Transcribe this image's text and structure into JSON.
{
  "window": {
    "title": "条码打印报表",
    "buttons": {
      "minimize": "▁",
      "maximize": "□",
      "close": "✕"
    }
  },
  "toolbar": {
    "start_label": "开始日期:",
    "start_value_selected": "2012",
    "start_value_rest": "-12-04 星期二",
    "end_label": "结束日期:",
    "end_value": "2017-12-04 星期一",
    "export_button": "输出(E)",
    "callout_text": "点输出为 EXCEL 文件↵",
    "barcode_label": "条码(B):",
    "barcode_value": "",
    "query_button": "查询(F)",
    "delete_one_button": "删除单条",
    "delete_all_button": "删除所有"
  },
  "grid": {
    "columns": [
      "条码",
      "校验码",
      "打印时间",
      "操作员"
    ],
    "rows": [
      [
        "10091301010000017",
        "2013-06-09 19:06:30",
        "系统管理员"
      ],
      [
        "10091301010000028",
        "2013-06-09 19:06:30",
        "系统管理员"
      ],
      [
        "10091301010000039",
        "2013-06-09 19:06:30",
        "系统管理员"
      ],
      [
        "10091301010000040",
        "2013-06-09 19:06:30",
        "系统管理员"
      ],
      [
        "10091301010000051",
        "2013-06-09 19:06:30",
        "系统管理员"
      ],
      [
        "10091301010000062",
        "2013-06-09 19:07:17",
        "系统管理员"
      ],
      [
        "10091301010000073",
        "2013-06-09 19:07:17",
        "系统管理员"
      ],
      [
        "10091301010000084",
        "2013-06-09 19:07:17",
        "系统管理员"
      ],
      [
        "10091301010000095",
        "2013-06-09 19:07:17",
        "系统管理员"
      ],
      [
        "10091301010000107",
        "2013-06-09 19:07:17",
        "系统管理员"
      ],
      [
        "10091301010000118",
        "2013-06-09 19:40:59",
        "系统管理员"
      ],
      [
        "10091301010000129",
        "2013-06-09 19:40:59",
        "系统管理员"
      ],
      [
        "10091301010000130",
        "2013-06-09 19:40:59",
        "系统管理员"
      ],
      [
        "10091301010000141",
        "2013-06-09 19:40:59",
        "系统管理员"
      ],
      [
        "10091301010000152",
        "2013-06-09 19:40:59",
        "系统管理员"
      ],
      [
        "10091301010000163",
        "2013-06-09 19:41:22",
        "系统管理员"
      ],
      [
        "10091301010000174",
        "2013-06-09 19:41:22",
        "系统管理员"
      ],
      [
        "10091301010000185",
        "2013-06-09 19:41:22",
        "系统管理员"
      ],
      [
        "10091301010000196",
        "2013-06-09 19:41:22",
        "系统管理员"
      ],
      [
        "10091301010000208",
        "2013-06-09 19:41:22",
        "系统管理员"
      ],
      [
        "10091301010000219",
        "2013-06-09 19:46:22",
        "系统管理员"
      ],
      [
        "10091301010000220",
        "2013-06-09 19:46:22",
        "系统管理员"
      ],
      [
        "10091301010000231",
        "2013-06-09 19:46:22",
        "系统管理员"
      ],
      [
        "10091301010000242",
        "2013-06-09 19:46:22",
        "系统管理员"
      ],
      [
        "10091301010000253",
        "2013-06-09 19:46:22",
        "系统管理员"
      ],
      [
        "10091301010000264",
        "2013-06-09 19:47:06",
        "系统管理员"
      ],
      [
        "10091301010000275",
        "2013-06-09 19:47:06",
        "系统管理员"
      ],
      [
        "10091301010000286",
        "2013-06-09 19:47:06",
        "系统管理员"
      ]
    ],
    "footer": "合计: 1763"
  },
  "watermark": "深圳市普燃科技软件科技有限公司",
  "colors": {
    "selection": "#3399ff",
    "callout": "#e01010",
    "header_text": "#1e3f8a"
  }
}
++++++++++
The request
Return the listing above in its exact form.

Expected answer
Transcribe this image's text and structure into JSON.
{
  "window": {
    "title": "条码打印报表",
    "buttons": {
      "minimize": "▁",
      "maximize": "□",
      "close": "✕"
    }
  },
  "toolbar": {
    "start_label": "开始日期:",
    "start_value_selected": "2012",
    "start_value_rest": "-12-04 星期二",
    "end_label": "结束日期:",
    "end_value": "2017-12-04 星期一",
    "export_button": "输出(E)",
    "callout_text": "点输出为 EXCEL 文件↵",
    "barcode_label": "条码(B):",
    "barcode_value": "",
    "query_button": "查询(F)",
    "delete_one_button": "删除单条",
    "delete_all_button": "删除所有"
  },
  "grid": {
    "columns": [
      "条码",
      "校验码",
      "打印时间",
      "操作员"
    ],
    "rows": [
      [
        "10091301010000017",
        "2013-06-09 19:06:30",
        "系统管理员"
      ],
      [
        "10091301010000028",
        "2013-06-09 19:06:30",
        "系统管理员"
      ],
      [
        "10091301010000039",
        "2013-06-09 19:06:30",
        "系统管理员"
      ],
      [
        "10091301010000040",
        "2013-06-09 19:06:30",
        "系统管理员"
      ],
      [
        "10091301010000051",
        "2013-06-09 19:06:30",
        "系统管理员"
      ],
      [
        "10091301010000062",
        "2013-06-09 19:07:17",
        "系统管理员"
      ],
      [
        "10091301010000073",
        "2013-06-09 19:07:17",
        "系统管理员"
      ],
      [
        "10091301010000084",
        "2013-06-09 19:07:17",
        "系统管理员"
      ],
      [
        "10091301010000095",
        "2013-06-09 19:07:17",
        "系统管理员"
      ],
      [
        "10091301010000107",
        "2013-06-09 19:07:17",
        "系统管理员"
      ],
      [
        "10091301010000118",
        "2013-06-09 19:40:59",
        "系统管理员"
      ],
      [
        "10091301010000129",
        "2013-06-09 19:40:59",
        "系统管理员"
      ],
      [
        "10091301010000130",
        "2013-06-09 19:40:59",
        "系统管理员"
      ],
      [
        "10091301010000141",
        "2013-06-09 19:40:59",
        "系统管理员"
      ],
      [
        "10091301010000152",
        "2013-06-09 19:40:59",
        "系统管理员"
      ],
      [
        "10091301010000163",
        "2013-06-09 19:41:22",
        "系统管理员"
      ],
      [
        "10091301010000174",
        "2013-06-09 19:41:22",
        "系统管理员"
      ],
      [
        "10091301010000185",
        "2013-06-09 19:41:22",
        "系统管理员"
      ],
      [
        "10091301010000196",
        "2013-06-09 19:41:22",
        "系统管理员"
      ],
      [
        "10091301010000208",
        "2013-06-09 19:41:22",
        "系统管理员"
      ],
      [
        "10091301010000219",
        "2013-06-09 19:46:22",
        "系统管理员"
      ],
      [
        "10091301010000220",
        "2013-06-09 19:46:22",
        "系统管理员"
      ],
      [
        "10091301010000231",
        "2013-06-09 19:46:22",
        "系统管理员"
      ],
      [
        "10091301010000242",
        "2013-06-09 19:46:22",
        "系统管理员"
      ],
      [
        "10091301010000253",
        "2013-06-09 19:46:22",
        "系统管理员"
      ],
      [
        "10091301010000264",
        "2013-06-09 19:47:06",
        "系统管理员"
      ],
      [
        "10091301010000275",
        "2013-06-09 19:47:06",
        "系统管理员"
      ],
      [
        "10091301010000286",
        "2013-06-09 19:47:06",
        "系统管理员"
      ]
    ],
    "footer": "合计: 1763"
  },
  "watermark": "深圳市普燃科技软件科技有限公司",
  "colors": {
    "selection": "#3399ff",
    "callout": "#e01010",
    "header_text": "#1e3f8a"
  }
}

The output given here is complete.